Below are some records; reproduce every one of them exactly.

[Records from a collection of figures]
[start]
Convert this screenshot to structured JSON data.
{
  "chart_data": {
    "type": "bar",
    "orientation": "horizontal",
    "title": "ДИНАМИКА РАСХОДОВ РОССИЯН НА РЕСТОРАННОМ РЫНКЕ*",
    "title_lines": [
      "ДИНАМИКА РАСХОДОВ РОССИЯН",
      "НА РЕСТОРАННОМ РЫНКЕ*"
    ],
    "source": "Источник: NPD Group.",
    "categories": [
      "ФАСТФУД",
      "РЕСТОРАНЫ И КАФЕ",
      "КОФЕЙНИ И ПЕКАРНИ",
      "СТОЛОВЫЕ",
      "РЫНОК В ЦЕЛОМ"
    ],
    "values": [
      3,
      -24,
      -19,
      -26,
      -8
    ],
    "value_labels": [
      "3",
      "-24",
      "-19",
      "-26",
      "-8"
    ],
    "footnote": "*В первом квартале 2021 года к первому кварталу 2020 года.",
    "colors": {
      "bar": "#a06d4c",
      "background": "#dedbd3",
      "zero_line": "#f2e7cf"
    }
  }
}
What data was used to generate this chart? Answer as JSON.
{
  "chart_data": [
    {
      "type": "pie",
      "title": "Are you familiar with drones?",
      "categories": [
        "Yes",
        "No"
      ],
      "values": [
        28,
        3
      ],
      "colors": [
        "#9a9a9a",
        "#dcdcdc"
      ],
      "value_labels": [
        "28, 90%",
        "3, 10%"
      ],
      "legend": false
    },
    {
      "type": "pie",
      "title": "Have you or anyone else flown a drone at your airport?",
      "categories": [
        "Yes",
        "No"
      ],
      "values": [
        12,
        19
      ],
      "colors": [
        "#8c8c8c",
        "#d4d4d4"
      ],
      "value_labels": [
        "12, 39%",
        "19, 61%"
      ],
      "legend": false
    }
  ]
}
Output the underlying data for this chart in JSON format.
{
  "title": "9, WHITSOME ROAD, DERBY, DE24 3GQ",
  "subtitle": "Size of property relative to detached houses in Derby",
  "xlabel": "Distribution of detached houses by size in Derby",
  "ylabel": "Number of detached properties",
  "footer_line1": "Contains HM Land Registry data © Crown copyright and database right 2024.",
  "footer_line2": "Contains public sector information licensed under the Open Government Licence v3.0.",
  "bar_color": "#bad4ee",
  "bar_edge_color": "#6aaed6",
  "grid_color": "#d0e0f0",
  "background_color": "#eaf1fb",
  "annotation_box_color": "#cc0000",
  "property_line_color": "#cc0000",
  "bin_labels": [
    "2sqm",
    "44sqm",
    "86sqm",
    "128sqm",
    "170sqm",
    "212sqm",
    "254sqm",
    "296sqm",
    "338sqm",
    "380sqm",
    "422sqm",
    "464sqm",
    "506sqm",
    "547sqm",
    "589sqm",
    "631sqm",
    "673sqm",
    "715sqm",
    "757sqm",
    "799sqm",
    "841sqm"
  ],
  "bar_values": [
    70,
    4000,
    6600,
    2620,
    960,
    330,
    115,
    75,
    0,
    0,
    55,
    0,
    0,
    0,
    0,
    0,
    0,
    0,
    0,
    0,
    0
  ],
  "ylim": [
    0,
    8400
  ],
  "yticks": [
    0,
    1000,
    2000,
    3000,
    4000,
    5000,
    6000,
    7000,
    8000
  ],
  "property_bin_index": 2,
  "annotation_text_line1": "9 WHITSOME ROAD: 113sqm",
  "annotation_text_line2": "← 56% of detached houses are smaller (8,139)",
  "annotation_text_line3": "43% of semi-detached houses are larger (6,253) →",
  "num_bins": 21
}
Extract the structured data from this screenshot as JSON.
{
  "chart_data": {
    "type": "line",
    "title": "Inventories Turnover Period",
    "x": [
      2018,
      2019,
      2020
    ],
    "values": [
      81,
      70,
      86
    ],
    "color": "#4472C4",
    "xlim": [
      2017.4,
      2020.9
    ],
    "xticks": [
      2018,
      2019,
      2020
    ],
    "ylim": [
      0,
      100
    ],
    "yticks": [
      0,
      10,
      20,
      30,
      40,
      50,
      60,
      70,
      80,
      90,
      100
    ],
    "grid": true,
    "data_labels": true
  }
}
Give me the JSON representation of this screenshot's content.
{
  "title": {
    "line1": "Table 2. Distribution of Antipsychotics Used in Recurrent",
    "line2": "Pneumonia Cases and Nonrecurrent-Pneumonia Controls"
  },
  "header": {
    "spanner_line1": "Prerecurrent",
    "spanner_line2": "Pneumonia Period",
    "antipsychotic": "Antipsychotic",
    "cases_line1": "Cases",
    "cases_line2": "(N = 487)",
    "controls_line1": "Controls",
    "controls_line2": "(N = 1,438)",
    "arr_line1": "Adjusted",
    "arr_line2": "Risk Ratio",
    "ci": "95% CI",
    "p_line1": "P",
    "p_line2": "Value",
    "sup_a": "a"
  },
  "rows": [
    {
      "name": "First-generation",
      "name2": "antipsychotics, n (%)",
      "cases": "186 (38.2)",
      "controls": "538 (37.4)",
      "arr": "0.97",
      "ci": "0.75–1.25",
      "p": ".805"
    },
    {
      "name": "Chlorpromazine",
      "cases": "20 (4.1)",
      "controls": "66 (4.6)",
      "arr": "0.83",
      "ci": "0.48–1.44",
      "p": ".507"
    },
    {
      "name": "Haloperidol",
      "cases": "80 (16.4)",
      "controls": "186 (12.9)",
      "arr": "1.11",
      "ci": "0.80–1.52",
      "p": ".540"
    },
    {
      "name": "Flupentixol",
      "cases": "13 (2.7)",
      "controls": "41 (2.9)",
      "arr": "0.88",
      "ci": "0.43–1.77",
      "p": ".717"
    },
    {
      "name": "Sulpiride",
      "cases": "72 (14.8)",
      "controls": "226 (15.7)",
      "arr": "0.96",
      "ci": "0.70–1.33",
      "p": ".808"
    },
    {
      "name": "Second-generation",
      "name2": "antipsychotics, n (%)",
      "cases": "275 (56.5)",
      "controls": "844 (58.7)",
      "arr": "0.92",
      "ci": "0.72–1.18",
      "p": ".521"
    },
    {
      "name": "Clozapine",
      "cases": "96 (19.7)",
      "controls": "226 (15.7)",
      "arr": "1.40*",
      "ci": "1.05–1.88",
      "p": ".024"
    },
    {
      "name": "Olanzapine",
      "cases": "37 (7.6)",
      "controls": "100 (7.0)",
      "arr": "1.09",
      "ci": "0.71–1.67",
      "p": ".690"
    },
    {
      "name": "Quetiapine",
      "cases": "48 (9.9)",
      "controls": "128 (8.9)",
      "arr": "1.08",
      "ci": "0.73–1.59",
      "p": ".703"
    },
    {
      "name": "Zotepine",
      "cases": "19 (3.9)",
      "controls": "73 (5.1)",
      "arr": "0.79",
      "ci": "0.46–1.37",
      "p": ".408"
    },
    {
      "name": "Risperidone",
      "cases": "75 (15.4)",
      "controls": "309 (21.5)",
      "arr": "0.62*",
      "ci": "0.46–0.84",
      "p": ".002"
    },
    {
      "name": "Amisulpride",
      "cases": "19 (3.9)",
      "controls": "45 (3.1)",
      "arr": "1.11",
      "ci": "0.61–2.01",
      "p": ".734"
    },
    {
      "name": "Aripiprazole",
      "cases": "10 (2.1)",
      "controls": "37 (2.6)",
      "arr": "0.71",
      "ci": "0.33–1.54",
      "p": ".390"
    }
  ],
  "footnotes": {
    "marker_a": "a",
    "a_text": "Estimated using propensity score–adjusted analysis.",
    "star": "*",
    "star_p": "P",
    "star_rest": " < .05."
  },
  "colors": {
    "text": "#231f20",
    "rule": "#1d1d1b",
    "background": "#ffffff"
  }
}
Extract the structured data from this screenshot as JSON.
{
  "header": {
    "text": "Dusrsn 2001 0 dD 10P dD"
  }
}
[end]
**EXPECTED OUTPUT:**
Convert this screenshot to structured JSON data.
{
  "chart_data": {
    "type": "bar",
    "orientation": "horizontal",
    "title": "ДИНАМИКА РАСХОДОВ РОССИЯН НА РЕСТОРАННОМ РЫНКЕ*",
    "title_lines": [
      "ДИНАМИКА РАСХОДОВ РОССИЯН",
      "НА РЕСТОРАННОМ РЫНКЕ*"
    ],
    "source": "Источник: NPD Group.",
    "categories": [
      "ФАСТФУД",
      "РЕСТОРАНЫ И КАФЕ",
      "КОФЕЙНИ И ПЕКАРНИ",
      "СТОЛОВЫЕ",
      "РЫНОК В ЦЕЛОМ"
    ],
    "values": [
      3,
      -24,
      -19,
      -26,
      -8
    ],
    "value_labels": [
      "3",
      "-24",
      "-19",
      "-26",
      "-8"
    ],
    "footnote": "*В первом квартале 2021 года к первому кварталу 2020 года.",
    "colors": {
      "bar": "#a06d4c",
      "background": "#dedbd3",
      "zero_line": "#f2e7cf"
    }
  }
}
What data was used to generate this chart? Answer as JSON.
{
  "chart_data": [
    {
      "type": "pie",
      "title": "Are you familiar with drones?",
      "categories": [
        "Yes",
        "No"
      ],
      "values": [
        28,
        3
      ],
      "colors": [
        "#9a9a9a",
        "#dcdcdc"
      ],
      "value_labels": [
        "28, 90%",
        "3, 10%"
      ],
      "legend": false
    },
    {
      "type": "pie",
      "title": "Have you or anyone else flown a drone at your airport?",
      "categories": [
        "Yes",
        "No"
      ],
      "values": [
        12,
        19
      ],
      "colors": [
        "#8c8c8c",
        "#d4d4d4"
      ],
      "value_labels": [
        "12, 39%",
        "19, 61%"
      ],
      "legend": false
    }
  ]
}
Output the underlying data for this chart in JSON format.
{
  "title": "9, WHITSOME ROAD, DERBY, DE24 3GQ",
  "subtitle": "Size of property relative to detached houses in Derby",
  "xlabel": "Distribution of detached houses by size in Derby",
  "ylabel": "Number of detached properties",
  "footer_line1": "Contains HM Land Registry data © Crown copyright and database right 2024.",
  "footer_line2": "Contains public sector information licensed under the Open Government Licence v3.0.",
  "bar_color": "#bad4ee",
  "bar_edge_color": "#6aaed6",
  "grid_color": "#d0e0f0",
  "background_color": "#eaf1fb",
  "annotation_box_color": "#cc0000",
  "property_line_color": "#cc0000",
  "bin_labels": [
    "2sqm",
    "44sqm",
    "86sqm",
    "128sqm",
    "170sqm",
    "212sqm",
    "254sqm",
    "296sqm",
    "338sqm",
    "380sqm",
    "422sqm",
    "464sqm",
    "506sqm",
    "547sqm",
    "589sqm",
    "631sqm",
    "673sqm",
    "715sqm",
    "757sqm",
    "799sqm",
    "841sqm"
  ],
  "bar_values": [
    70,
    4000,
    6600,
    2620,
    960,
    330,
    115,
    75,
    0,
    0,
    55,
    0,
    0,
    0,
    0,
    0,
    0,
    0,
    0,
    0,
    0
  ],
  "ylim": [
    0,
    8400
  ],
  "yticks": [
    0,
    1000,
    2000,
    3000,
    4000,
    5000,
    6000,
    7000,
    8000
  ],
  "property_bin_index": 2,
  "annotation_text_line1": "9 WHITSOME ROAD: 113sqm",
  "annotation_text_line2": "← 56% of detached houses are smaller (8,139)",
  "annotation_text_line3": "43% of semi-detached houses are larger (6,253) →",
  "num_bins": 21
}
Extract the structured data from this screenshot as JSON.
{
  "chart_data": {
    "type": "line",
    "title": "Inventories Turnover Period",
    "x": [
      2018,
      2019,
      2020
    ],
    "values": [
      81,
      70,
      86
    ],
    "color": "#4472C4",
    "xlim": [
      2017.4,
      2020.9
    ],
    "xticks": [
      2018,
      2019,
      2020
    ],
    "ylim": [
      0,
      100
    ],
    "yticks": [
      0,
      10,
      20,
      30,
      40,
      50,
      60,
      70,
      80,
      90,
      100
    ],
    "grid": true,
    "data_labels": true
  }
}
Give me the JSON representation of this screenshot's content.
{
  "title": {
    "line1": "Table 2. Distribution of Antipsychotics Used in Recurrent",
    "line2": "Pneumonia Cases and Nonrecurrent-Pneumonia Controls"
  },
  "header": {
    "spanner_line1": "Prerecurrent",
    "spanner_line2": "Pneumonia Period",
    "antipsychotic": "Antipsychotic",
    "cases_line1": "Cases",
    "cases_line2": "(N = 487)",
    "controls_line1": "Controls",
    "controls_line2": "(N = 1,438)",
    "arr_line1": "Adjusted",
    "arr_line2": "Risk Ratio",
    "ci": "95% CI",
    "p_line1": "P",
    "p_line2": "Value",
    "sup_a": "a"
  },
  "rows": [
    {
      "name": "First-generation",
      "name2": "antipsychotics, n (%)",
      "cases": "186 (38.2)",
      "controls": "538 (37.4)",
      "arr": "0.97",
      "ci": "0.75–1.25",
      "p": ".805"
    },
    {
      "name": "Chlorpromazine",
      "cases": "20 (4.1)",
      "controls": "66 (4.6)",
      "arr": "0.83",
      "ci": "0.48–1.44",
      "p": ".507"
    },
    {
      "name": "Haloperidol",
      "cases": "80 (16.4)",
      "controls": "186 (12.9)",
      "arr": "1.11",
      "ci": "0.80–1.52",
      "p": ".540"
    },
    {
      "name": "Flupentixol",
      "cases": "13 (2.7)",
      "controls": "41 (2.9)",
      "arr": "0.88",
      "ci": "0.43–1.77",
      "p": ".717"
    },
    {
      "name": "Sulpiride",
      "cases": "72 (14.8)",
      "controls": "226 (15.7)",
      "arr": "0.96",
      "ci": "0.70–1.33",
      "p": ".808"
    },
    {
      "name": "Second-generation",
      "name2": "antipsychotics, n (%)",
      "cases": "275 (56.5)",
      "controls": "844 (58.7)",
      "arr": "0.92",
      "ci": "0.72–1.18",
      "p": ".521"
    },
    {
      "name": "Clozapine",
      "cases": "96 (19.7)",
      "controls": "226 (15.7)",
      "arr": "1.40*",
      "ci": "1.05–1.88",
      "p": ".024"
    },
    {
      "name": "Olanzapine",
      "cases": "37 (7.6)",
      "controls": "100 (7.0)",
      "arr": "1.09",
      "ci": "0.71–1.67",
      "p": ".690"
    },
    {
      "name": "Quetiapine",
      "cases": "48 (9.9)",
      "controls": "128 (8.9)",
      "arr": "1.08",
      "ci": "0.73–1.59",
      "p": ".703"
    },
    {
      "name": "Zotepine",
      "cases": "19 (3.9)",
      "controls": "73 (5.1)",
      "arr": "0.79",
      "ci": "0.46–1.37",
      "p": ".408"
    },
    {
      "name": "Risperidone",
      "cases": "75 (15.4)",
      "controls": "309 (21.5)",
      "arr": "0.62*",
      "ci": "0.46–0.84",
      "p": ".002"
    },
    {
      "name": "Amisulpride",
      "cases": "19 (3.9)",
      "controls": "45 (3.1)",
      "arr": "1.11",
      "ci": "0.61–2.01",
      "p": ".734"
    },
    {
      "name": "Aripiprazole",
      "cases": "10 (2.1)",
      "controls": "37 (2.6)",
      "arr": "0.71",
      "ci": "0.33–1.54",
      "p": ".390"
    }
  ],
  "footnotes": {
    "marker_a": "a",
    "a_text": "Estimated using propensity score–adjusted analysis.",
    "star": "*",
    "star_p": "P",
    "star_rest": " < .05."
  },
  "colors": {
    "text": "#231f20",
    "rule": "#1d1d1b",
    "background": "#ffffff"
  }
}
Extract the structured data from this screenshot as JSON.
{
  "header": {
    "text": "Dusrsn 2001 0 dD 10P dD"
  }
}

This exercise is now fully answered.